_What you are asked to do_:
Extract, from the listing that follows, each line containing the word "about".

>> begin

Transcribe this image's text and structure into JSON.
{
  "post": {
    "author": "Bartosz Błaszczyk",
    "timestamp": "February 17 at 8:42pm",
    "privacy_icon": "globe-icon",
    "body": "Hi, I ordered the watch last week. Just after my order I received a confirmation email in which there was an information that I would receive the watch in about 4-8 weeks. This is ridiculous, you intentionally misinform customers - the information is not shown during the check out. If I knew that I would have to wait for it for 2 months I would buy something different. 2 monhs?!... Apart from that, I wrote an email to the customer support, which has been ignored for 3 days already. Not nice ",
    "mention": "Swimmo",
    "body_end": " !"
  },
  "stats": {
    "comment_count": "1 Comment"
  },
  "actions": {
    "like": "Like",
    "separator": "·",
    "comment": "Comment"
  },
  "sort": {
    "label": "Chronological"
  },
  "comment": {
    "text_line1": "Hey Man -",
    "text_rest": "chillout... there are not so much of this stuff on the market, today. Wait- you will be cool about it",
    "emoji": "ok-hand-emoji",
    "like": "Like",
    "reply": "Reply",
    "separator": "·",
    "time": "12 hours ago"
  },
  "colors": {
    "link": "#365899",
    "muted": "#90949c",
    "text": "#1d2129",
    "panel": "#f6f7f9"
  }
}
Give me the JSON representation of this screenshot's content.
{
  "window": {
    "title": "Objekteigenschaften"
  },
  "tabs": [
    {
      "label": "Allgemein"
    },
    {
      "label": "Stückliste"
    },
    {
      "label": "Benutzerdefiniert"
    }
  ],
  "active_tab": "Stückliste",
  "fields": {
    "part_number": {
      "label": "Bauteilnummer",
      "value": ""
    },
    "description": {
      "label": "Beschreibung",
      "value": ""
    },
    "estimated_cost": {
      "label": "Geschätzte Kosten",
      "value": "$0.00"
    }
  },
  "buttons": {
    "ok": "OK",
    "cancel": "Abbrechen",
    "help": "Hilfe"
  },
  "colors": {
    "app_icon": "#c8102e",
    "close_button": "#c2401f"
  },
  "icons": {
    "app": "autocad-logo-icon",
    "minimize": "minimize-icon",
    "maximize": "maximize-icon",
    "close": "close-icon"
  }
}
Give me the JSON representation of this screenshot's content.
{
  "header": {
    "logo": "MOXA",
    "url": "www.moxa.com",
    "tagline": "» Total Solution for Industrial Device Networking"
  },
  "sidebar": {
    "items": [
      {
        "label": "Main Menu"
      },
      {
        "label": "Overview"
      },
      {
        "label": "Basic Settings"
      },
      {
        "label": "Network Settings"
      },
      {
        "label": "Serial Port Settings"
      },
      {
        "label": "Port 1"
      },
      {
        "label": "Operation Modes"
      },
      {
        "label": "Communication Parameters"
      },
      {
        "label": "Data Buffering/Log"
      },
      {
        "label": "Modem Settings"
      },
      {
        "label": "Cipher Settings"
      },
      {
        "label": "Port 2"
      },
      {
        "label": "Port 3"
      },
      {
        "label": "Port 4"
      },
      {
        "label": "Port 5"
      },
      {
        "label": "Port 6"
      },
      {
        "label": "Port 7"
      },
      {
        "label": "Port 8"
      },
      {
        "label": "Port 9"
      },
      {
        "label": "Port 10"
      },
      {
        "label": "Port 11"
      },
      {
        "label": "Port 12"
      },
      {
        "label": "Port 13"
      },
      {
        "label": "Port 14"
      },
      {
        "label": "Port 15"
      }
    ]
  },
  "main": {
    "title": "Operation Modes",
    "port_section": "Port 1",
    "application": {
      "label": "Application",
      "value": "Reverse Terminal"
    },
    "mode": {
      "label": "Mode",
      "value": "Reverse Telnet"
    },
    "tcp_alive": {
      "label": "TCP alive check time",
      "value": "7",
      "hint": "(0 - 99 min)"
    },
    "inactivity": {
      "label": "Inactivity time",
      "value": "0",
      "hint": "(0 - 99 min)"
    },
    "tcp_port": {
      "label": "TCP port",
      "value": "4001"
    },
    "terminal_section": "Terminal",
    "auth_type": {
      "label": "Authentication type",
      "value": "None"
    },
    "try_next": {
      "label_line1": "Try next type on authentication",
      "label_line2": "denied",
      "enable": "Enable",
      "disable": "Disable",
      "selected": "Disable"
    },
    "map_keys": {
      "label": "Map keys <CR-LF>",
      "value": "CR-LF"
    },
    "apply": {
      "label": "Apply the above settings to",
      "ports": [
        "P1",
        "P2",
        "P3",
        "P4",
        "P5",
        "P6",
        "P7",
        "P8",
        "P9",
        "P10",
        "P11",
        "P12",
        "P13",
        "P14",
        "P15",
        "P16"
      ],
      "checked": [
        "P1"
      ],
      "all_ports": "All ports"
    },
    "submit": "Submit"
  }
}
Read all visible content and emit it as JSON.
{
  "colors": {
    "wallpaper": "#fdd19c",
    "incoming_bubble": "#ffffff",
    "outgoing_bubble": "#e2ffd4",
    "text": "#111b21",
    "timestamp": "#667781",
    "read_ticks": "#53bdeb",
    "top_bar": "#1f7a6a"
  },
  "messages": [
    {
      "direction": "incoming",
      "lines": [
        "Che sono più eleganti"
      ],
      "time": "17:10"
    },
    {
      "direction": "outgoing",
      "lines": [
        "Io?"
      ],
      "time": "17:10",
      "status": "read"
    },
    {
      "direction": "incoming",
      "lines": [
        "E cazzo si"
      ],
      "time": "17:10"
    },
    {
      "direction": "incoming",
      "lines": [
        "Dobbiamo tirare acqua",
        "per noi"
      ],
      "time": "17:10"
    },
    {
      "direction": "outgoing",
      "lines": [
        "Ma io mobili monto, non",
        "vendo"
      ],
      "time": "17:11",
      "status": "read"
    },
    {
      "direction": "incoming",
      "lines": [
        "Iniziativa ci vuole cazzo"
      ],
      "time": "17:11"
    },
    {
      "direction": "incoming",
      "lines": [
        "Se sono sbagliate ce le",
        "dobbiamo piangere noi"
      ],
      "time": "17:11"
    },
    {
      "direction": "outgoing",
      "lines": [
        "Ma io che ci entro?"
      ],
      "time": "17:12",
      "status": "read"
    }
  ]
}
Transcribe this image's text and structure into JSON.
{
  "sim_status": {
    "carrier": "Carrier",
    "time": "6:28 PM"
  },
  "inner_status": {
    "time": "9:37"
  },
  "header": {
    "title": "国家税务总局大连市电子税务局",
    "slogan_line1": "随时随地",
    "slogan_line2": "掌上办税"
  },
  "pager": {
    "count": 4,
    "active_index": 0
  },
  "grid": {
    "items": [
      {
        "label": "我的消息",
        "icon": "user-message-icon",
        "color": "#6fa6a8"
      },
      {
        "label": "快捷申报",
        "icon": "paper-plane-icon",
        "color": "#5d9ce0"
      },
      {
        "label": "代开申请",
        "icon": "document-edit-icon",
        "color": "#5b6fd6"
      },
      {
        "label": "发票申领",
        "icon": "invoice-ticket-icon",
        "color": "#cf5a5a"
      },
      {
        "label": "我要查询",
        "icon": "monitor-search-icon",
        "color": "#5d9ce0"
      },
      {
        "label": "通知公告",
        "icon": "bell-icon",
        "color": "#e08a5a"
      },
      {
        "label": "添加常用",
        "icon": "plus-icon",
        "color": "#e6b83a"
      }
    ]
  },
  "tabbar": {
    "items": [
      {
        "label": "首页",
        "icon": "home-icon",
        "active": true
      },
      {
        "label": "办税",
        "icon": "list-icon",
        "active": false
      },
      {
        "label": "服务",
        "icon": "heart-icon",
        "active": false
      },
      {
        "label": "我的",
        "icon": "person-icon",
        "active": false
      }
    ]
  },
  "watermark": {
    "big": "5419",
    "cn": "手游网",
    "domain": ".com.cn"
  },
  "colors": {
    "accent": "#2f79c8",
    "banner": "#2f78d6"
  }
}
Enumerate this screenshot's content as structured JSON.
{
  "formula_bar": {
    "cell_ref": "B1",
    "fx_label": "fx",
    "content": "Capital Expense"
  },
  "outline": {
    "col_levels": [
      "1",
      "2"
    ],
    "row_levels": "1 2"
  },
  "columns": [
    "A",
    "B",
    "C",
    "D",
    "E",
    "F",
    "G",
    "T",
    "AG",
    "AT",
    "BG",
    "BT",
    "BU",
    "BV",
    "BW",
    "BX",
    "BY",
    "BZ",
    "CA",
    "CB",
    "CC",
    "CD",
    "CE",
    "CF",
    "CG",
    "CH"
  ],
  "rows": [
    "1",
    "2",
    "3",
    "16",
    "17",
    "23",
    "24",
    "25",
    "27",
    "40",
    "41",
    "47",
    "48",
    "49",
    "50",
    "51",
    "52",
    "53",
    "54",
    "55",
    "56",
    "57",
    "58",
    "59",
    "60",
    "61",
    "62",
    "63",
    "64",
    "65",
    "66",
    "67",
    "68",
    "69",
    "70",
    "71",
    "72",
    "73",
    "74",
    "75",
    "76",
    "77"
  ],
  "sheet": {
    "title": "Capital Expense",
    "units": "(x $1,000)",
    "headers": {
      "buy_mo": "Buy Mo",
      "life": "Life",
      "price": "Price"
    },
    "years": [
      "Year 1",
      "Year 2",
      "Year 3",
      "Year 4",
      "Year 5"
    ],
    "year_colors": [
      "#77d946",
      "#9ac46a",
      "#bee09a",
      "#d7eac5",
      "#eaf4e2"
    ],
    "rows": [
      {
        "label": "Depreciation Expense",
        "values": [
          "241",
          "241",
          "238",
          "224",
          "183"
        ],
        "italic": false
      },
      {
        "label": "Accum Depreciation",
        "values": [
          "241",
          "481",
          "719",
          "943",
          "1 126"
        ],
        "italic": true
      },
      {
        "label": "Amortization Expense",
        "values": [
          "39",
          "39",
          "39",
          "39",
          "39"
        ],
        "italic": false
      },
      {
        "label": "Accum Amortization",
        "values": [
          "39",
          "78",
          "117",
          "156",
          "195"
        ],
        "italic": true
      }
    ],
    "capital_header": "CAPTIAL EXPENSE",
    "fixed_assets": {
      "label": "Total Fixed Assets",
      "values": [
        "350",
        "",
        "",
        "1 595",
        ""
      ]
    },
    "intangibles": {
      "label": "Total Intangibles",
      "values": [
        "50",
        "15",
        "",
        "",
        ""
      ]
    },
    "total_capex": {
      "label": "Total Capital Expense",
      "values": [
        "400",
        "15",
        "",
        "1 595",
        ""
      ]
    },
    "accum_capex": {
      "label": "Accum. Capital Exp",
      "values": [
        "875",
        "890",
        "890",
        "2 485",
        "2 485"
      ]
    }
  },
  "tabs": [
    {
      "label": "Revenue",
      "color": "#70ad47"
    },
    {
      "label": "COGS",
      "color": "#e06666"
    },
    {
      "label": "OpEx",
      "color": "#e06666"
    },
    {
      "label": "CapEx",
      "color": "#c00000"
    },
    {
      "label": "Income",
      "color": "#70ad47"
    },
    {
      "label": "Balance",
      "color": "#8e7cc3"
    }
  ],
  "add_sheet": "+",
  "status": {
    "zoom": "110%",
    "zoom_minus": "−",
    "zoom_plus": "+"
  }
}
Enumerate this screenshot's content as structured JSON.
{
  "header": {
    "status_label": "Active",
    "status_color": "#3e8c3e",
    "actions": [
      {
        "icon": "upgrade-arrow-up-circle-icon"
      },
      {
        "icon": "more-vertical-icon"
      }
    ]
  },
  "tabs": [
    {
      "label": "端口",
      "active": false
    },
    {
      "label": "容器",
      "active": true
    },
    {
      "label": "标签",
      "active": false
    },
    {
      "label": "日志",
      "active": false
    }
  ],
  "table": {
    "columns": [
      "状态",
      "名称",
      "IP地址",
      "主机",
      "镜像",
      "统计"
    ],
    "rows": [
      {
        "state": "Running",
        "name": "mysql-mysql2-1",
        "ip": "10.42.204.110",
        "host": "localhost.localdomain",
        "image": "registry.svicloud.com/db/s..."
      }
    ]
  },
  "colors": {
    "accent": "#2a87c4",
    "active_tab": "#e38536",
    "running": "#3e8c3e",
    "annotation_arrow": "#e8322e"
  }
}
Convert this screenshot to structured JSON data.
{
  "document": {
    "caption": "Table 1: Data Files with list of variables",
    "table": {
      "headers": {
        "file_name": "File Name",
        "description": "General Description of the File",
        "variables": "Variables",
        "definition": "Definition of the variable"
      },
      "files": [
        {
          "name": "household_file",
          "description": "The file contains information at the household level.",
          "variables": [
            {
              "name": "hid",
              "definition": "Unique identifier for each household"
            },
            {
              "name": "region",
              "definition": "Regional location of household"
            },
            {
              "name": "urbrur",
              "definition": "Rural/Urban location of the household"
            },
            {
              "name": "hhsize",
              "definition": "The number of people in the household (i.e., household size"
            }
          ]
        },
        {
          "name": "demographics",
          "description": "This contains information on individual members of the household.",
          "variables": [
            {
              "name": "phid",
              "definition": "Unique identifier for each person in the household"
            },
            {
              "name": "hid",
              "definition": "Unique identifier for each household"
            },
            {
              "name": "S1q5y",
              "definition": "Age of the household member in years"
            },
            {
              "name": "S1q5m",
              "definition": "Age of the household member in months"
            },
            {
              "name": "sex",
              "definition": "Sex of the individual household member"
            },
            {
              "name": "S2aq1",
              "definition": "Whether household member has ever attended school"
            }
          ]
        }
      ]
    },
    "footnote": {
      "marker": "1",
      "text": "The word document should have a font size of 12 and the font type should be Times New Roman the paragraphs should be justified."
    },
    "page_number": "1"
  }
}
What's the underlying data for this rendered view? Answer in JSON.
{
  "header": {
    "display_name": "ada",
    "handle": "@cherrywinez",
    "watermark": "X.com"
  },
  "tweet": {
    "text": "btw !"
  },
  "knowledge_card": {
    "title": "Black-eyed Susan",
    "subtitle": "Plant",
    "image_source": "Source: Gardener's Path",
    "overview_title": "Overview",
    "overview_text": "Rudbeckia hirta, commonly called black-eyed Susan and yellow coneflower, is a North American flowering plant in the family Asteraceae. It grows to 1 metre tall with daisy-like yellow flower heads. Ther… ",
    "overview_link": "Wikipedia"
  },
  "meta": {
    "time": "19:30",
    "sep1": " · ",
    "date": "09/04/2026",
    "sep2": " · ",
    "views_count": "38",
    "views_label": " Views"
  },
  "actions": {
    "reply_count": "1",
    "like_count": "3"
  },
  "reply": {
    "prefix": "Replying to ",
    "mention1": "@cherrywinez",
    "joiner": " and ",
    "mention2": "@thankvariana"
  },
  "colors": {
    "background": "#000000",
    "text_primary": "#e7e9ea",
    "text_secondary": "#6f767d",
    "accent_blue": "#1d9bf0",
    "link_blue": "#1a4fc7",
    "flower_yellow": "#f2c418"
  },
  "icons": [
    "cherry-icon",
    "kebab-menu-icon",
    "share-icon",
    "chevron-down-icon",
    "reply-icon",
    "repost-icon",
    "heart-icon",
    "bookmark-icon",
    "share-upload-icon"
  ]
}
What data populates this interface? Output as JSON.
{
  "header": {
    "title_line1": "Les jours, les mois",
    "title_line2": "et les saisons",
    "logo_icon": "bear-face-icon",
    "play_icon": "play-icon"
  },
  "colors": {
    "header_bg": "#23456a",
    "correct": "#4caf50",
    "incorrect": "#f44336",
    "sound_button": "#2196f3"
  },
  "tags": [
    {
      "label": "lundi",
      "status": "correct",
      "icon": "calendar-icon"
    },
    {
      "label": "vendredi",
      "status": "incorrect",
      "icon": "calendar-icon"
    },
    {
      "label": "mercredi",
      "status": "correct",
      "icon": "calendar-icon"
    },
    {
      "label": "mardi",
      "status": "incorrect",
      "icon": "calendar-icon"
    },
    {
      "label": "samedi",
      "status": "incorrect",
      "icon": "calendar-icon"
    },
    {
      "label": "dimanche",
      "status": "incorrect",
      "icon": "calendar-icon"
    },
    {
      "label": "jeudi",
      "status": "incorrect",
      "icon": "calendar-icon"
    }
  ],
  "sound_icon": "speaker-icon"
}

>> end

_Response_:
    "body": "Hi, I ordered the watch last week. Just after my order I received a confirmation email in which there was an information that I would receive the watch in about 4-8 weeks. This is ridiculous, you intentionally misinform customers - the information is not shown during the check out. If I knew that I would have to wait for it for 2 months I would buy something different. 2 monhs?!... Apart from that, I wrote an email to the customer support, which has been ignored for 3 days already. Not nice ",
    "text_rest": "chillout... there are not so much of this stuff on the market, today. Wait- you will be cool about it",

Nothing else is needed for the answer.